Output the material below unchanged, apart from leaving out the pictures.

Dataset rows
================================

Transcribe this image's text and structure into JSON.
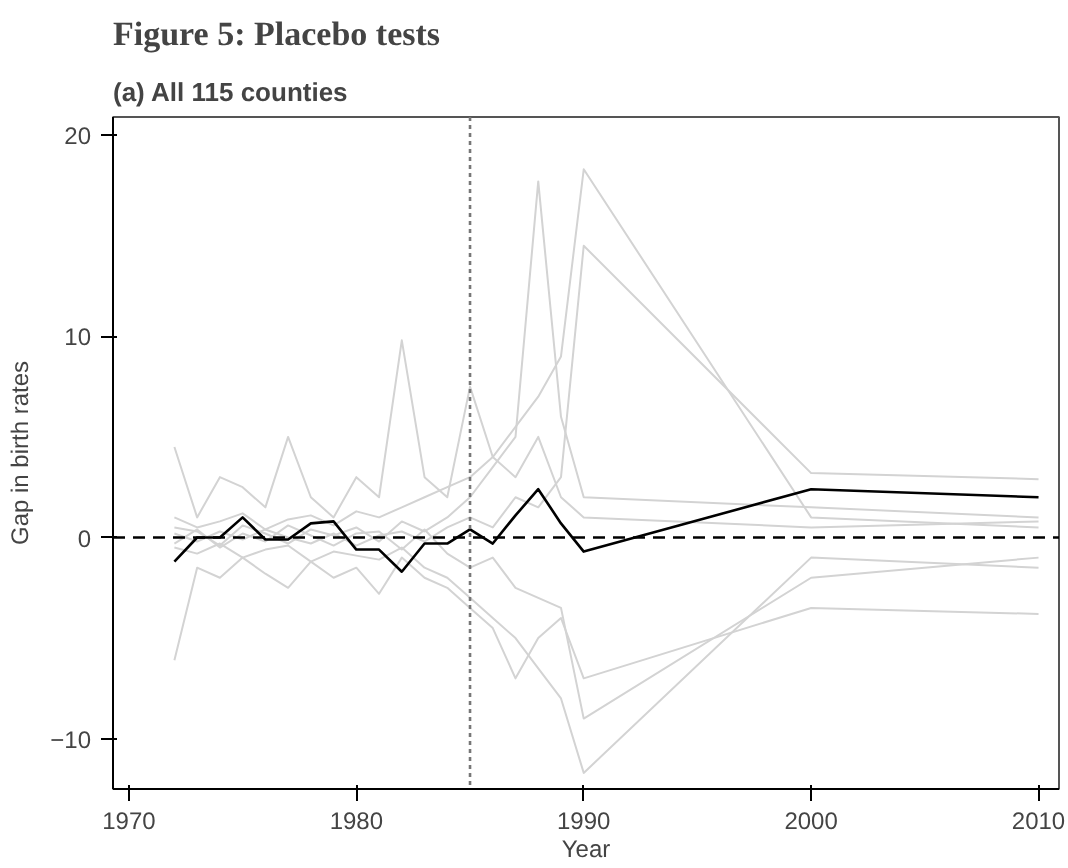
{
  "chart_data": {
    "type": "line",
    "title": "Figure 5: Placebo tests",
    "subtitle": "(a) All 115 counties",
    "xlabel": "Year",
    "ylabel": "Gap in birth rates",
    "x": [
      1972,
      1973,
      1974,
      1975,
      1976,
      1977,
      1978,
      1979,
      1980,
      1981,
      1982,
      1983,
      1984,
      1985,
      1986,
      1987,
      1988,
      1989,
      1990,
      2000,
      2010
    ],
    "series": [
      {
        "color": "#d3d3d3",
        "values": [
          0.5,
          0.3,
          -0.4,
          0.6,
          0.2,
          -0.3,
          0.4,
          0.1,
          0.5,
          -0.2,
          0.8,
          0.3,
          1.0,
          2.0,
          3.5,
          5.0,
          17.7,
          6.0,
          2.0,
          1.5,
          1.0
        ]
      },
      {
        "color": "#d3d3d3",
        "values": [
          1.0,
          0.5,
          0.8,
          1.2,
          0.4,
          0.9,
          1.1,
          0.6,
          1.3,
          1.0,
          1.5,
          2.0,
          2.5,
          3.0,
          4.0,
          5.5,
          7.0,
          9.0,
          18.3,
          1.0,
          0.5
        ]
      },
      {
        "color": "#d3d3d3",
        "values": [
          -0.5,
          -0.8,
          -0.3,
          -1.0,
          -0.6,
          -0.4,
          -1.2,
          -0.7,
          -0.9,
          -1.1,
          -0.5,
          -1.5,
          -2.0,
          -3.0,
          -4.0,
          -5.0,
          -6.5,
          -8.0,
          -11.7,
          -1.0,
          -1.5
        ]
      },
      {
        "color": "#d3d3d3",
        "values": [
          4.5,
          1.0,
          3.0,
          2.5,
          1.5,
          5.0,
          2.0,
          1.0,
          3.0,
          2.0,
          9.8,
          3.0,
          2.0,
          7.5,
          4.0,
          3.0,
          5.0,
          2.0,
          1.0,
          0.5,
          0.8
        ]
      },
      {
        "color": "#d3d3d3",
        "values": [
          -6.1,
          -1.5,
          -2.0,
          -1.0,
          -1.8,
          -2.5,
          -1.2,
          -2.0,
          -1.5,
          -2.8,
          -1.0,
          -2.0,
          -2.5,
          -3.5,
          -4.5,
          -7.0,
          -5.0,
          -4.0,
          -7.0,
          -3.5,
          -3.8
        ]
      },
      {
        "color": "#d3d3d3",
        "values": [
          0.2,
          -0.2,
          0.3,
          -0.1,
          0.4,
          0.0,
          -0.3,
          0.2,
          -0.4,
          0.1,
          0.3,
          -0.2,
          0.5,
          1.0,
          0.5,
          2.0,
          1.5,
          3.0,
          14.5,
          3.2,
          2.9
        ]
      },
      {
        "color": "#d3d3d3",
        "values": [
          -0.3,
          0.4,
          -0.5,
          0.2,
          -0.2,
          0.6,
          0.1,
          -0.4,
          0.2,
          0.3,
          -0.6,
          0.4,
          -0.8,
          -1.5,
          -1.0,
          -2.5,
          -3.0,
          -3.5,
          -9.0,
          -2.0,
          -1.0
        ]
      },
      {
        "color": "#000000",
        "values": [
          -1.2,
          0.0,
          0.0,
          1.0,
          -0.1,
          -0.1,
          0.7,
          0.8,
          -0.6,
          -0.6,
          -1.7,
          -0.3,
          -0.3,
          0.4,
          -0.3,
          1.1,
          2.4,
          0.7,
          -0.7,
          2.4,
          2.0
        ]
      }
    ],
    "xlim": [
      1969.3,
      2010.9
    ],
    "ylim": [
      -12.5,
      20.9
    ],
    "xticks": [
      1970,
      1980,
      1990,
      2000,
      2010
    ],
    "yticks": [
      -10,
      0,
      10,
      20
    ],
    "ref_lines": [
      {
        "axis": "y",
        "value": 0,
        "color": "#000000",
        "line_style": "dashed"
      },
      {
        "axis": "x",
        "value": 1985,
        "color": "#777777",
        "line_style": "dotted"
      }
    ],
    "grid": false
  }
}
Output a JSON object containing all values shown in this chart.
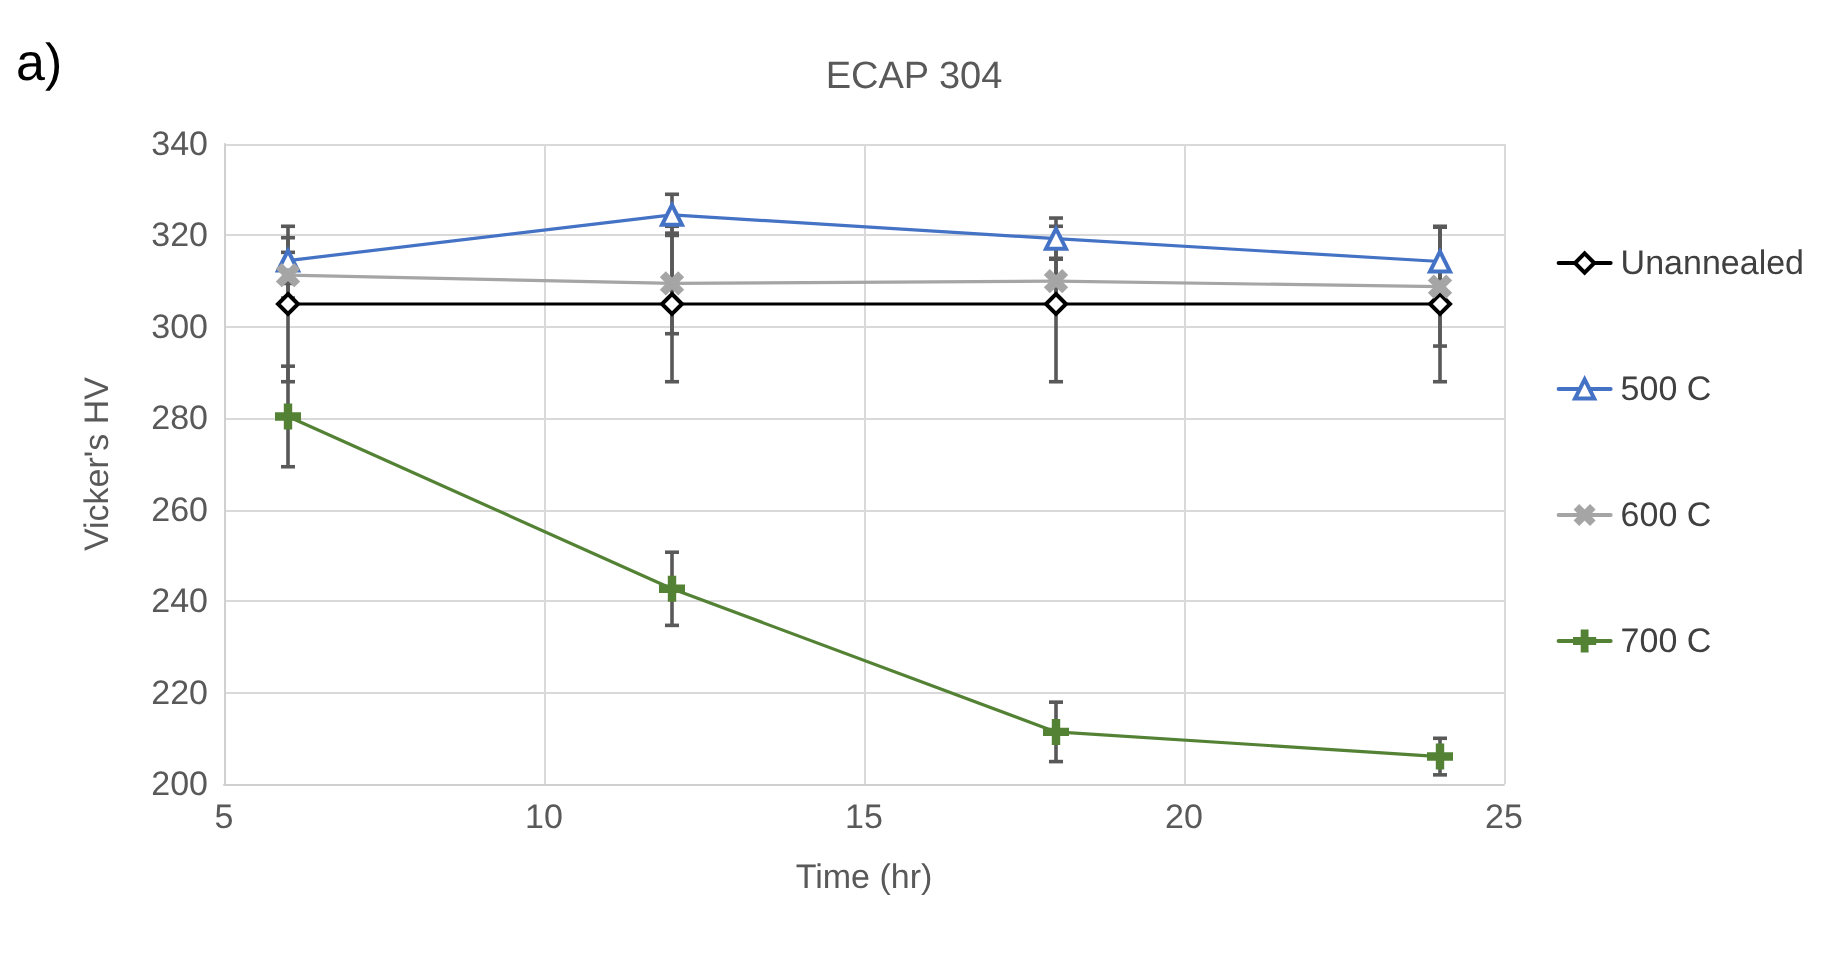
{
  "chart_data": {
    "type": "line",
    "title": "ECAP 304",
    "xlabel": "Time (hr)",
    "ylabel": "Vicker's HV",
    "annotations": [
      "a)"
    ],
    "x": [
      6,
      12,
      18,
      24
    ],
    "series": [
      {
        "name": "Unannealed",
        "color": "#000000",
        "marker": "diamond",
        "values": [
          305,
          305,
          305,
          305
        ],
        "errors": [
          17,
          17,
          17,
          17
        ]
      },
      {
        "name": "500 C",
        "color": "#4472c4",
        "marker": "triangle",
        "values": [
          314.5,
          324.5,
          319.3,
          314.3
        ],
        "errors": [
          5,
          4.5,
          4.5,
          7.5
        ]
      },
      {
        "name": "600 C",
        "color": "#a5a5a5",
        "marker": "cross",
        "values": [
          311.3,
          309.5,
          310,
          308.8
        ],
        "errors": [
          5,
          11,
          5,
          13
        ]
      },
      {
        "name": "700 C",
        "color": "#548235",
        "marker": "plus",
        "values": [
          280.4,
          242.7,
          211.4,
          206
        ],
        "errors": [
          11,
          8,
          6.5,
          4
        ]
      }
    ],
    "xlim": [
      5,
      25
    ],
    "xticks": [
      5,
      10,
      15,
      20,
      25
    ],
    "ylim": [
      200,
      340
    ],
    "yticks": [
      200,
      220,
      240,
      260,
      280,
      300,
      320,
      340
    ],
    "grid": true,
    "legend": "right"
  }
}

================================

### COMPLETED TASK
Transcribe this image's text and structure into JSON.
{
  "chart_data": {
    "type": "line",
    "title": "Figure 5: Placebo tests",
    "subtitle": "(a) All 115 counties",
    "xlabel": "Year",
    "ylabel": "Gap in birth rates",
    "x": [
      1972,
      1973,
      1974,
      1975,
      1976,
      1977,
      1978,
      1979,
      1980,
      1981,
      1982,
      1983,
      1984,
      1985,
      1986,
      1987,
      1988,
      1989,
      1990,
      2000,
      2010
    ],
    "series": [
      {
        "color": "#d3d3d3",
        "values": [
          0.5,
          0.3,
          -0.4,
          0.6,
          0.2,
          -0.3,
          0.4,
          0.1,
          0.5,
          -0.2,
          0.8,
          0.3,
          1.0,
          2.0,
          3.5,
          5.0,
          17.7,
          6.0,
          2.0,
          1.5,
          1.0
        ]
      },
      {
        "color": "#d3d3d3",
        "values": [
          1.0,
          0.5,
          0.8,
          1.2,
          0.4,
          0.9,
          1.1,
          0.6,
          1.3,
          1.0,
          1.5,
          2.0,
          2.5,
          3.0,
          4.0,
          5.5,
          7.0,
          9.0,
          18.3,
          1.0,
          0.5
        ]
      },
      {
        "color": "#d3d3d3",
        "values": [
          -0.5,
          -0.8,
          -0.3,
          -1.0,
          -0.6,
          -0.4,
          -1.2,
          -0.7,
          -0.9,
          -1.1,
          -0.5,
          -1.5,
          -2.0,
          -3.0,
          -4.0,
          -5.0,
          -6.5,
          -8.0,
          -11.7,
          -1.0,
          -1.5
        ]
      },
      {
        "color": "#d3d3d3",
        "values": [
          4.5,
          1.0,
          3.0,
          2.5,
          1.5,
          5.0,
          2.0,
          1.0,
          3.0,
          2.0,
          9.8,
          3.0,
          2.0,
          7.5,
          4.0,
          3.0,
          5.0,
          2.0,
          1.0,
          0.5,
          0.8
        ]
      },
      {
        "color": "#d3d3d3",
        "values": [
          -6.1,
          -1.5,
          -2.0,
          -1.0,
          -1.8,
          -2.5,
          -1.2,
          -2.0,
          -1.5,
          -2.8,
          -1.0,
          -2.0,
          -2.5,
          -3.5,
          -4.5,
          -7.0,
          -5.0,
          -4.0,
          -7.0,
          -3.5,
          -3.8
        ]
      },
      {
        "color": "#d3d3d3",
        "values": [
          0.2,
          -0.2,
          0.3,
          -0.1,
          0.4,
          0.0,
          -0.3,
          0.2,
          -0.4,
          0.1,
          0.3,
          -0.2,
          0.5,
          1.0,
          0.5,
          2.0,
          1.5,
          3.0,
          14.5,
          3.2,
          2.9
        ]
      },
      {
        "color": "#d3d3d3",
        "values": [
          -0.3,
          0.4,
          -0.5,
          0.2,
          -0.2,
          0.6,
          0.1,
          -0.4,
          0.2,
          0.3,
          -0.6,
          0.4,
          -0.8,
          -1.5,
          -1.0,
          -2.5,
          -3.0,
          -3.5,
          -9.0,
          -2.0,
          -1.0
        ]
      },
      {
        "color": "#000000",
        "values": [
          -1.2,
          0.0,
          0.0,
          1.0,
          -0.1,
          -0.1,
          0.7,
          0.8,
          -0.6,
          -0.6,
          -1.7,
          -0.3,
          -0.3,
          0.4,
          -0.3,
          1.1,
          2.4,
          0.7,
          -0.7,
          2.4,
          2.0
        ]
      }
    ],
    "xlim": [
      1969.3,
      2010.9
    ],
    "ylim": [
      -12.5,
      20.9
    ],
    "xticks": [
      1970,
      1980,
      1990,
      2000,
      2010
    ],
    "yticks": [
      -10,
      0,
      10,
      20
    ],
    "ref_lines": [
      {
        "axis": "y",
        "value": 0,
        "color": "#000000",
        "line_style": "dashed"
      },
      {
        "axis": "x",
        "value": 1985,
        "color": "#777777",
        "line_style": "dotted"
      }
    ],
    "grid": false
  }
}
Output a JSON object containing all values shown in this chart.
{
  "chart_data": {
    "type": "line",
    "title": "ECAP 304",
    "xlabel": "Time (hr)",
    "ylabel": "Vicker's HV",
    "annotations": [
      "a)"
    ],
    "x": [
      6,
      12,
      18,
      24
    ],
    "series": [
      {
        "name": "Unannealed",
        "color": "#000000",
        "marker": "diamond",
        "values": [
          305,
          305,
          305,
          305
        ],
        "errors": [
          17,
          17,
          17,
          17
        ]
      },
      {
        "name": "500 C",
        "color": "#4472c4",
        "marker": "triangle",
        "values": [
          314.5,
          324.5,
          319.3,
          314.3
        ],
        "errors": [
          5,
          4.5,
          4.5,
          7.5
        ]
      },
      {
        "name": "600 C",
        "color": "#a5a5a5",
        "marker": "cross",
        "values": [
          311.3,
          309.5,
          310,
          308.8
        ],
        "errors": [
          5,
          11,
          5,
          13
        ]
      },
      {
        "name": "700 C",
        "color": "#548235",
        "marker": "plus",
        "values": [
          280.4,
          242.7,
          211.4,
          206
        ],
        "errors": [
          11,
          8,
          6.5,
          4
        ]
      }
    ],
    "xlim": [
      5,
      25
    ],
    "xticks": [
      5,
      10,
      15,
      20,
      25
    ],
    "ylim": [
      200,
      340
    ],
    "yticks": [
      200,
      220,
      240,
      260,
      280,
      300,
      320,
      340
    ],
    "grid": true,
    "legend": "right"
  }
}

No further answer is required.